# TASK GOAL
Look through the material below. Copy every line with the string "untuk" in it.

(Dataset excerpt)

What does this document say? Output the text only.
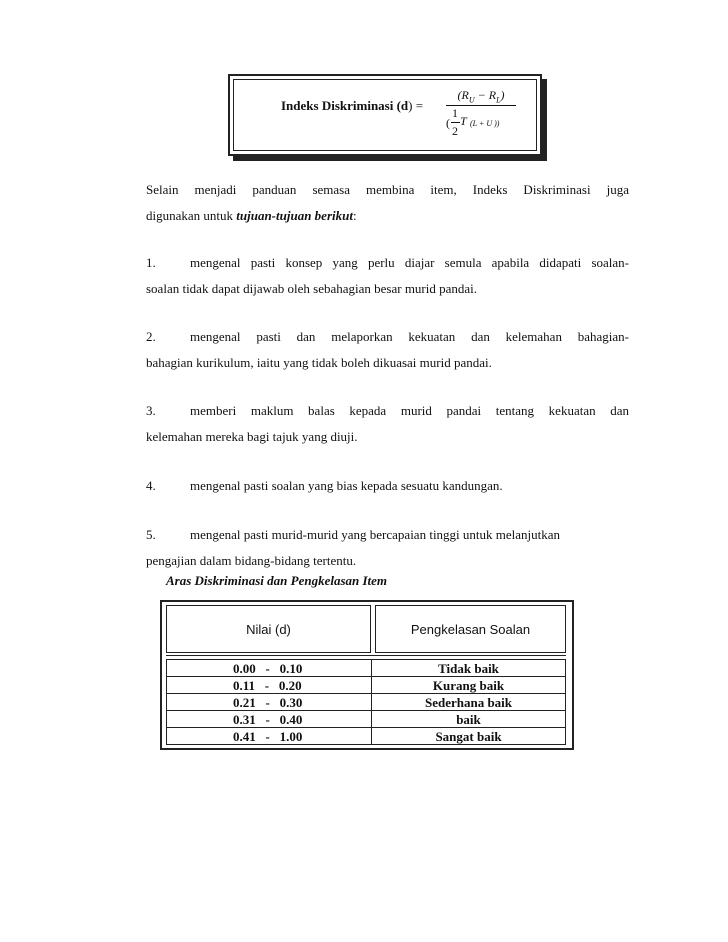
Indeks Diskriminasi (d) =
$(R_U - R_L)$
1
( T (L + U ))
2

Selain menjadi panduan semasa membina item, Indeks Diskriminasi juga

digunakan untuk tujuan-tujuan berikut:

1.	mengenal pasti konsep yang perlu diajar semula apabila didapati soalan-
soalan tidak dapat dijawab oleh sebahagian besar murid pandai.
2.	mengenal pasti dan melaporkan kekuatan dan kelemahan bahagian-
bahagian kurikulum, iaitu yang tidak boleh dikuasai murid pandai.
3.	memberi maklum balas kepada murid pandai tentang kekuatan dan
kelemahan mereka bagi tajuk yang diuji.
4.	mengenal pasti soalan yang bias kepada sesuatu kandungan.
5.	mengenal pasti murid-murid yang bercapaian tinggi untuk melanjutkan
pengajian dalam bidang-bidang tertentu.
Aras Diskriminasi dan Pengkelasan Item
Nilai (d)	Pengkelasan Soalan
0.00   -   0.10	Tidak baik
0.11   -   0.20	Kurang baik
0.21   -   0.30	Sederhana baik
0.31   -   0.40	baik
0.41   -   1.00	Sangat baik
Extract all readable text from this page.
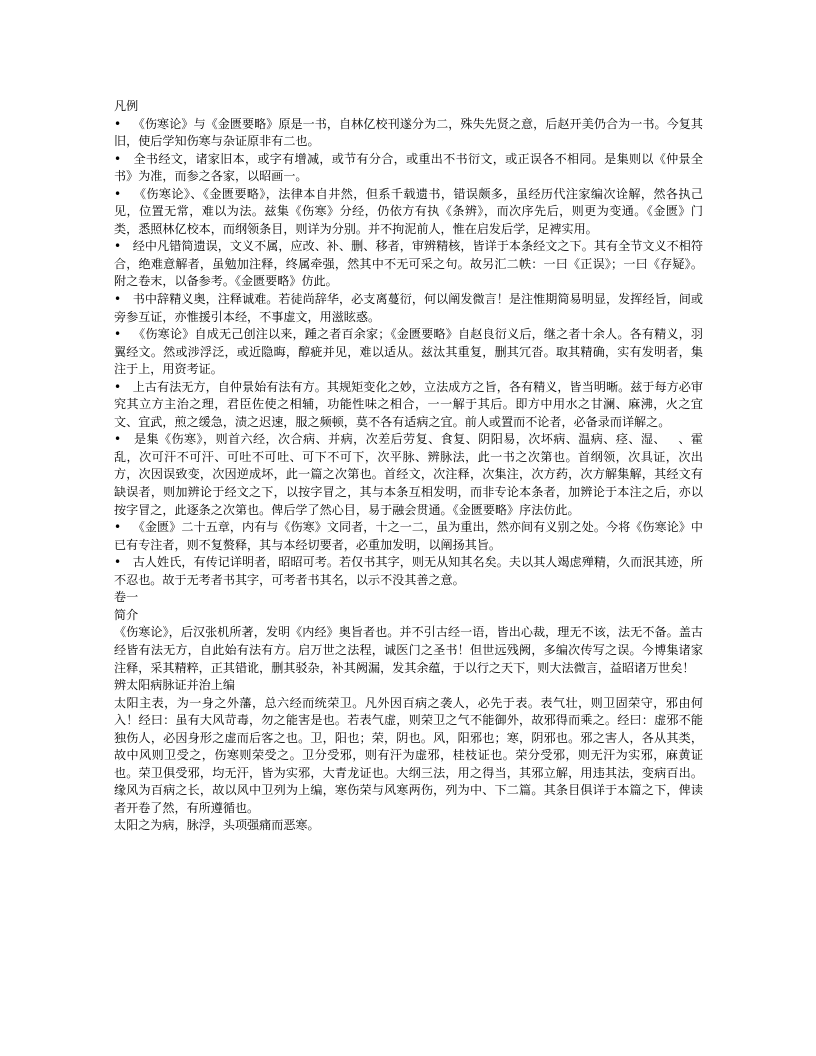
凡例
•   《伤寒论》与《金匮要略》原是一书，自林亿校刊遂分为二，殊失先贤之意，后赵开美仍合为一书。今复其旧，使后学知伤寒与杂证原非有二也。
•   全书经文，诸家旧本，或字有增减，或节有分合，或重出不书衍文，或正误各不相同。是集则以《仲景全书》为准，而参之各家，以昭画一。
•   《伤寒论》、《金匮要略》，法律本自井然，但系千载遗书，错误颇多，虽经历代注家编次诠解，然各执己见，位置无常，难以为法。兹集《伤寒》分经，仍依方有执《条辨》，而次序先后，则更为变通。《金匮》门类，悉照林亿校本，而纲领条目，则详为分别。并不拘泥前人，惟在启发后学，足裨实用。
•   经中凡错简遗误，文义不属，应改、补、删、移者，审辨精核，皆详于本条经文之下。其有全节文义不相符合，绝难意解者，虽勉加注释，终属牵强，然其中不无可采之句。故另汇二帙：一曰《正误》；一曰《存疑》。附之卷末，以备参考。《金匮要略》仿此。
•   书中辞精义奥，注释诚难。若徒尚辞华，必支离蔓衍，何以阐发微言！是注惟期简易明显，发挥经旨，间或旁参互证，亦惟援引本经，不事虚文，用滋眩惑。
•   《伤寒论》自成无己创注以来，踵之者百余家；《金匮要略》自赵良衍义后，继之者十余人。各有精义，羽翼经文。然或涉浮泛，或近隐晦，醇疵并见，难以适从。兹汰其重复，删其冗沓。取其精确，实有发明者，集注于上，用资考证。
•   上古有法无方，自仲景始有法有方。其规矩变化之妙，立法成方之旨，各有精义，皆当明晰。兹于每方必审究其立方主治之理，君臣佐使之相辅，功能性味之相合，一一解于其后。即方中用水之甘澜、麻沸，火之宜文、宜武，煎之缓急，渍之迟速，服之频顿，莫不各有适病之宜。前人或置而不论者，必备录而详解之。
•   是集《伤寒》，则首六经，次合病、并病，次差后劳复、食复、阴阳易，次坏病、温病、痉、湿、 、霍乱，次可汗不可汗、可吐不可吐、可下不可下，次平脉、辨脉法，此一书之次第也。首纲领，次具证，次出方，次因误致变，次因逆成坏，此一篇之次第也。首经文，次注释，次集注，次方药，次方解集解，其经文有缺误者，则加辨论于经文之下，以按字冒之，其与本条互相发明，而非专论本条者，加辨论于本注之后，亦以按字冒之，此逐条之次第也。俾后学了然心目，易于融会贯通。《金匮要略》序法仿此。
•   《金匮》二十五章，内有与《伤寒》文同者，十之一二，虽为重出，然亦间有义别之处。今将《伤寒论》中已有专注者，则不复赘释，其与本经切要者，必重加发明，以阐扬其旨。
•   古人姓氏，有传记详明者，昭昭可考。若仅书其字，则无从知其名矣。夫以其人竭虑殚精，久而泯其迹，所不忍也。故于无考者书其字，可考者书其名，以示不没其善之意。
卷一
简介
《伤寒论》，后汉张机所著，发明《内经》奥旨者也。并不引古经一语，皆出心裁，理无不该，法无不备。盖古经皆有法无方，自此始有法有方。启万世之法程，诚医门之圣书！但世远残阙，多编次传写之误。今博集诸家注释，采其精粹，正其错讹，删其驳杂，补其阙漏，发其余蕴，于以行之天下，则大法微言，益昭诸万世矣！
辨太阳病脉证并治上编
太阳主表，为一身之外藩，总六经而统荣卫。凡外因百病之袭人，必先于表。表气壮，则卫固荣守，邪由何入！经曰：虽有大风苛毒，勿之能害是也。若表气虚，则荣卫之气不能御外，故邪得而乘之。经曰：虚邪不能独伤人，必因身形之虚而后客之也。卫，阳也；荣，阴也。风，阳邪也；寒，阴邪也。邪之害人，各从其类，故中风则卫受之，伤寒则荣受之。卫分受邪，则有汗为虚邪，桂枝证也。荣分受邪，则无汗为实邪，麻黄证也。荣卫俱受邪，均无汗，皆为实邪，大青龙证也。大纲三法，用之得当，其邪立解，用违其法，变病百出。缘风为百病之长，故以风中卫列为上编，寒伤荣与风寒两伤，列为中、下二篇。其条目俱详于本篇之下，俾读者开卷了然，有所遵循也。
太阳之为病，脉浮，头项强痛而恶寒。
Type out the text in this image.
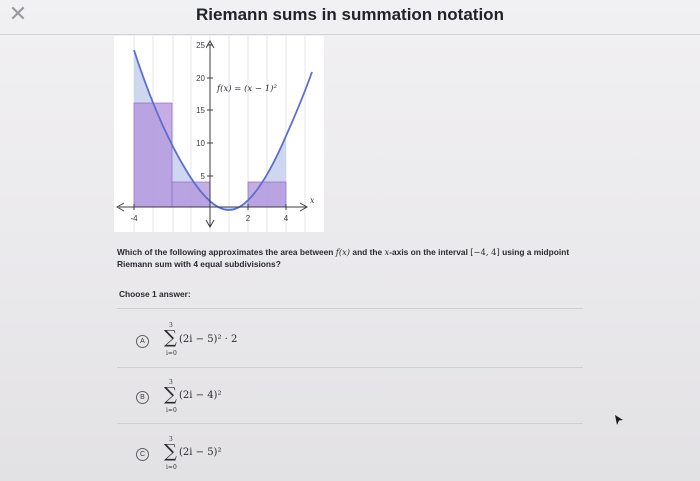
✕	Riemann sums in summation notation
25
20
15
10
5
-4	2	4
x
f(x) = (x − 1)²
Which of the following approximates the area between f(x) and the x-axis on the interval [−4, 4] using a midpoint Riemann sum with 4 equal subdivisions?
Choose 1 answer:
A
3
∑
i=0
(2i − 5)² · 2
B
3
∑
i=0
(2i − 4)²
C
3
∑
i=0
(2i − 5)²
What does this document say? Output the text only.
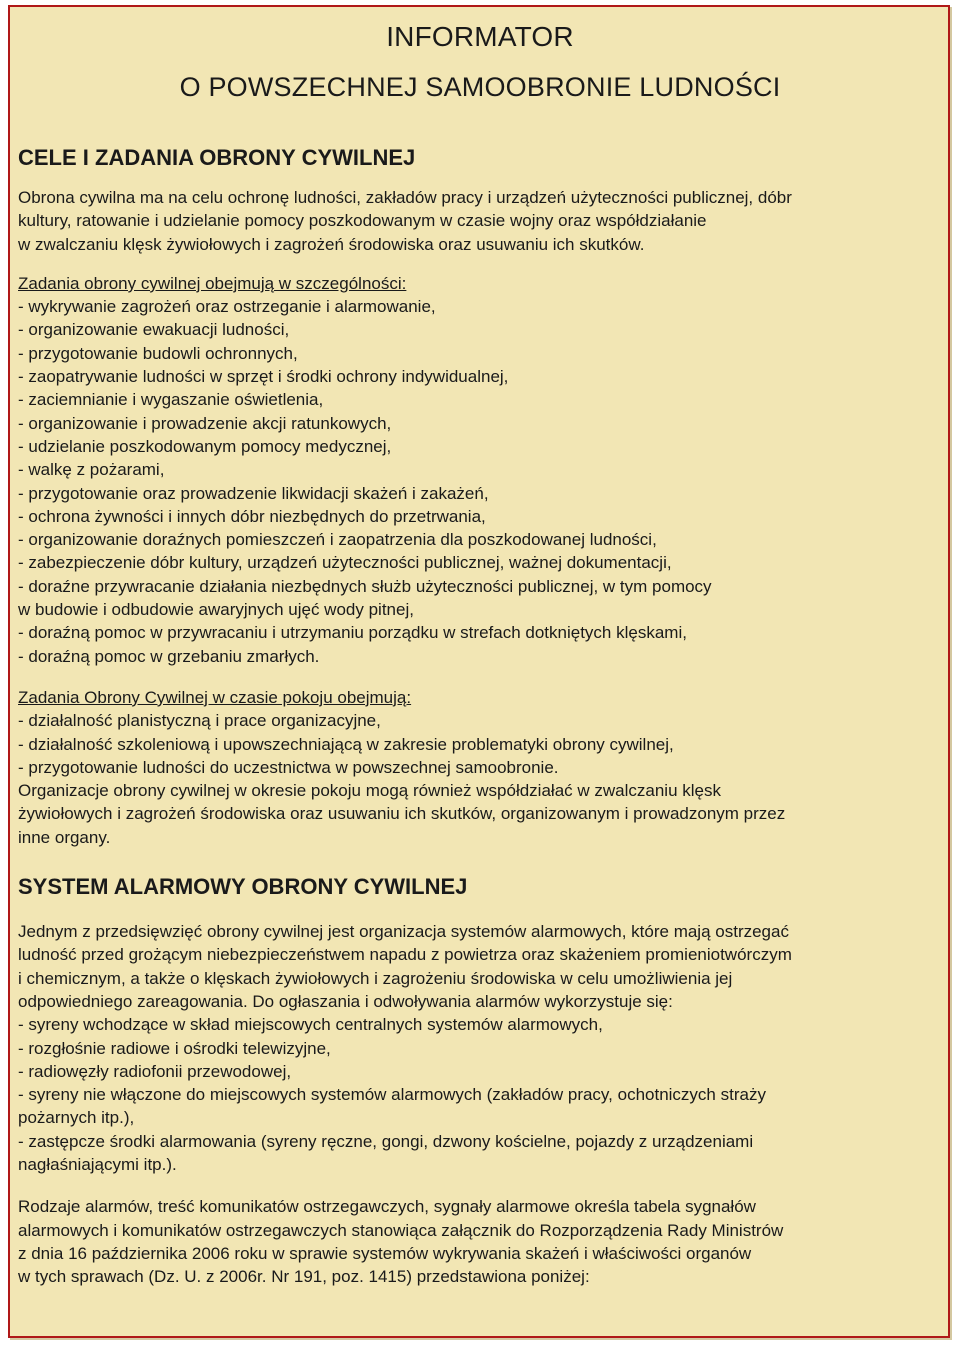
INFORMATOR
O POWSZECHNEJ SAMOOBRONIE LUDNOŚCI
CELE I ZADANIA OBRONY CYWILNEJ
Obrona cywilna ma na celu ochronę ludności, zakładów pracy i urządzeń użyteczności publicznej, dóbr
kultury, ratowanie i udzielanie pomocy poszkodowanym w czasie wojny oraz współdziałanie
w zwalczaniu klęsk żywiołowych i zagrożeń środowiska oraz usuwaniu ich skutków.
Zadania obrony cywilnej obejmują w szczególności:
- wykrywanie zagrożeń oraz ostrzeganie i alarmowanie,
- organizowanie ewakuacji ludności,
- przygotowanie budowli ochronnych,
- zaopatrywanie ludności w sprzęt i środki ochrony indywidualnej,
- zaciemnianie i wygaszanie oświetlenia,
- organizowanie i prowadzenie akcji ratunkowych,
- udzielanie poszkodowanym pomocy medycznej,
- walkę z pożarami,
- przygotowanie oraz prowadzenie likwidacji skażeń i zakażeń,
- ochrona żywności i innych dóbr niezbędnych do przetrwania,
- organizowanie doraźnych pomieszczeń i zaopatrzenia dla poszkodowanej ludności,
- zabezpieczenie dóbr kultury, urządzeń użyteczności publicznej, ważnej dokumentacji,
- doraźne przywracanie działania niezbędnych służb użyteczności publicznej, w tym pomocy
w budowie i odbudowie awaryjnych ujęć wody pitnej,
- doraźną pomoc w przywracaniu i utrzymaniu porządku w strefach dotkniętych klęskami,
- doraźną pomoc w grzebaniu zmarłych.
Zadania Obrony Cywilnej w czasie pokoju obejmują:
- działalność planistyczną i prace organizacyjne,
- działalność szkoleniową i upowszechniającą w zakresie problematyki obrony cywilnej,
- przygotowanie ludności do uczestnictwa w powszechnej samoobronie.
Organizacje obrony cywilnej w okresie pokoju mogą również współdziałać w zwalczaniu klęsk
żywiołowych i zagrożeń środowiska oraz usuwaniu ich skutków, organizowanym i prowadzonym przez
inne organy.
SYSTEM ALARMOWY OBRONY CYWILNEJ
Jednym z przedsięwzięć obrony cywilnej jest organizacja systemów alarmowych, które mają ostrzegać
ludność przed grożącym niebezpieczeństwem napadu z powietrza oraz skażeniem promieniotwórczym
i chemicznym, a także o klęskach żywiołowych i zagrożeniu środowiska w celu umożliwienia jej
odpowiedniego zareagowania. Do ogłaszania i odwoływania alarmów wykorzystuje się:
- syreny wchodzące w skład miejscowych centralnych systemów alarmowych,
- rozgłośnie radiowe i ośrodki telewizyjne,
- radiowęzły radiofonii przewodowej,
- syreny nie włączone do miejscowych systemów alarmowych (zakładów pracy, ochotniczych straży
pożarnych itp.),
- zastępcze środki alarmowania (syreny ręczne, gongi, dzwony kościelne, pojazdy z urządzeniami
nagłaśniającymi itp.).
Rodzaje alarmów, treść komunikatów ostrzegawczych, sygnały alarmowe określa tabela sygnałów
alarmowych i komunikatów ostrzegawczych stanowiąca załącznik do Rozporządzenia Rady Ministrów
z dnia 16 października 2006 roku w sprawie systemów wykrywania skażeń i właściwości organów
w tych sprawach (Dz. U. z 2006r. Nr 191, poz. 1415) przedstawiona poniżej:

# SOLUTION TO THIS PROBLEM
digunakan untuk tujuan-tujuan berikut:
5.	mengenal pasti murid-murid yang bercapaian tinggi untuk melanjutkan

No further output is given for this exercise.